-- Dataset extract start --

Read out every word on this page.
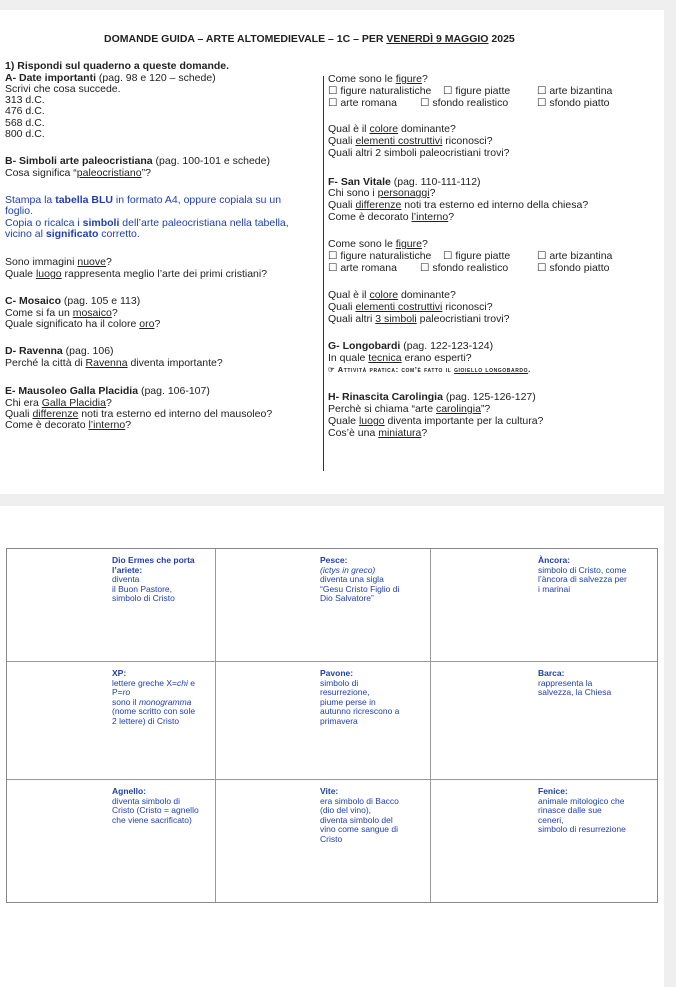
DOMANDE GUIDA – ARTE ALTOMEDIEVALE – 1C – PER VENERDÌ 9 MAGGIO 2025
1) Rispondi sul quaderno a queste domande.
A- Date importanti (pag. 98 e 120 – schede)
Scrivi che cosa succede.
313 d.C.
476 d.C.
568 d.C.
800 d.C.
B- Simboli arte paleocristiana (pag. 100-101 e schede)
Cosa significa “paleocristiano”?
Stampa la tabella BLU in formato A4, oppure copiala su un
foglio.
Copia o ricalca i simboli dell’arte paleocristiana nella tabella,
vicino al significato corretto.
Sono immagini nuove?
Quale luogo rappresenta meglio l’arte dei primi cristiani?
C- Mosaico (pag. 105 e 113)
Come si fa un mosaico?
Quale significato ha il colore oro?
D- Ravenna (pag. 106)
Perché la città di Ravenna diventa importante?
E- Mausoleo Galla Placidia (pag. 106-107)
Chi era Galla Placidia?
Quali differenze noti tra esterno ed interno del mausoleo?
Come è decorato l’interno?
Come sono le figure?
☐ figure naturalistiche ☐ figure piatte	☐ arte bizantina
☐ arte romana ☐ sfondo realistico	☐ sfondo piatto
Qual è il colore dominante?
Quali elementi costruttivi riconosci?
Quali altri 2 simboli paleocristiani trovi?
F- San Vitale (pag. 110-111-112)
Chi sono i personaggi?
Quali differenze noti tra esterno ed interno della chiesa?
Come è decorato l’interno?
Come sono le figure?
☐ figure naturalistiche ☐ figure piatte	☐ arte bizantina
☐ arte romana ☐ sfondo realistico	☐ sfondo piatto
Qual è il colore dominante?
Quali elementi costruttivi riconosci?
Quali altri 3 simboli paleocristiani trovi?
G- Longobardi (pag. 122-123-124)
In quale tecnica erano esperti?
☞ Attività pratica: com’è fatto il gioiello longobardo.
H- Rinascita Carolingia (pag. 125-126-127)
Perchè si chiama “arte carolingia”?
Quale luogo diventa importante per la cultura?
Cos’è una miniatura?
Dio Ermes che porta
l’ariete:
diventa
il Buon Pastore,
simbolo di Cristo
Pesce:
(ictys in greco)
diventa una sigla
“Gesu Cristo Figlio di
Dio Salvatore”
Àncora:
simbolo di Cristo, come
l’àncora di salvezza per
i marinai
XP:
lettere greche X=chi e
P=ro
sono il monogramma
(nome scritto con sole
2 lettere) di Cristo
Pavone:
simbolo di
resurrezione,
piume perse in
autunno ricrescono a
primavera
Barca:
rappresenta la
salvezza, la Chiesa
Agnello:
diventa simbolo di
Cristo (Cristo = agnello
che viene sacrificato)
Vite:
era simbolo di Bacco
(dio del vino),
diventa simbolo del
vino come sangue di
Cristo
Fenice:
animale mitologico che
rinasce dalle sue
ceneri,
simbolo di resurrezione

-- Dataset extract end --

Transcribe the preceding listing in its entirety and with exact wording, leaving out pictures.

Read out every word on this page.
DOMANDE GUIDA – ARTE ALTOMEDIEVALE – 1C – PER VENERDÌ 9 MAGGIO 2025
1) Rispondi sul quaderno a queste domande.
A- Date importanti (pag. 98 e 120 – schede)
Scrivi che cosa succede.
313 d.C.
476 d.C.
568 d.C.
800 d.C.
B- Simboli arte paleocristiana (pag. 100-101 e schede)
Cosa significa “paleocristiano”?
Stampa la tabella BLU in formato A4, oppure copiala su un
foglio.
Copia o ricalca i simboli dell’arte paleocristiana nella tabella,
vicino al significato corretto.
Sono immagini nuove?
Quale luogo rappresenta meglio l’arte dei primi cristiani?
C- Mosaico (pag. 105 e 113)
Come si fa un mosaico?
Quale significato ha il colore oro?
D- Ravenna (pag. 106)
Perché la città di Ravenna diventa importante?
E- Mausoleo Galla Placidia (pag. 106-107)
Chi era Galla Placidia?
Quali differenze noti tra esterno ed interno del mausoleo?
Come è decorato l’interno?
Come sono le figure?
☐ figure naturalistiche ☐ figure piatte	☐ arte bizantina
☐ arte romana ☐ sfondo realistico	☐ sfondo piatto
Qual è il colore dominante?
Quali elementi costruttivi riconosci?
Quali altri 2 simboli paleocristiani trovi?
F- San Vitale (pag. 110-111-112)
Chi sono i personaggi?
Quali differenze noti tra esterno ed interno della chiesa?
Come è decorato l’interno?
Come sono le figure?
☐ figure naturalistiche ☐ figure piatte	☐ arte bizantina
☐ arte romana ☐ sfondo realistico	☐ sfondo piatto
Qual è il colore dominante?
Quali elementi costruttivi riconosci?
Quali altri 3 simboli paleocristiani trovi?
G- Longobardi (pag. 122-123-124)
In quale tecnica erano esperti?
☞ Attività pratica: com’è fatto il gioiello longobardo.
H- Rinascita Carolingia (pag. 125-126-127)
Perchè si chiama “arte carolingia”?
Quale luogo diventa importante per la cultura?
Cos’è una miniatura?
Dio Ermes che porta
l’ariete:
diventa
il Buon Pastore,
simbolo di Cristo
Pesce:
(ictys in greco)
diventa una sigla
“Gesu Cristo Figlio di
Dio Salvatore”
Àncora:
simbolo di Cristo, come
l’àncora di salvezza per
i marinai
XP:
lettere greche X=chi e
P=ro
sono il monogramma
(nome scritto con sole
2 lettere) di Cristo
Pavone:
simbolo di
resurrezione,
piume perse in
autunno ricrescono a
primavera
Barca:
rappresenta la
salvezza, la Chiesa
Agnello:
diventa simbolo di
Cristo (Cristo = agnello
che viene sacrificato)
Vite:
era simbolo di Bacco
(dio del vino),
diventa simbolo del
vino come sangue di
Cristo
Fenice:
animale mitologico che
rinasce dalle sue
ceneri,
simbolo di resurrezione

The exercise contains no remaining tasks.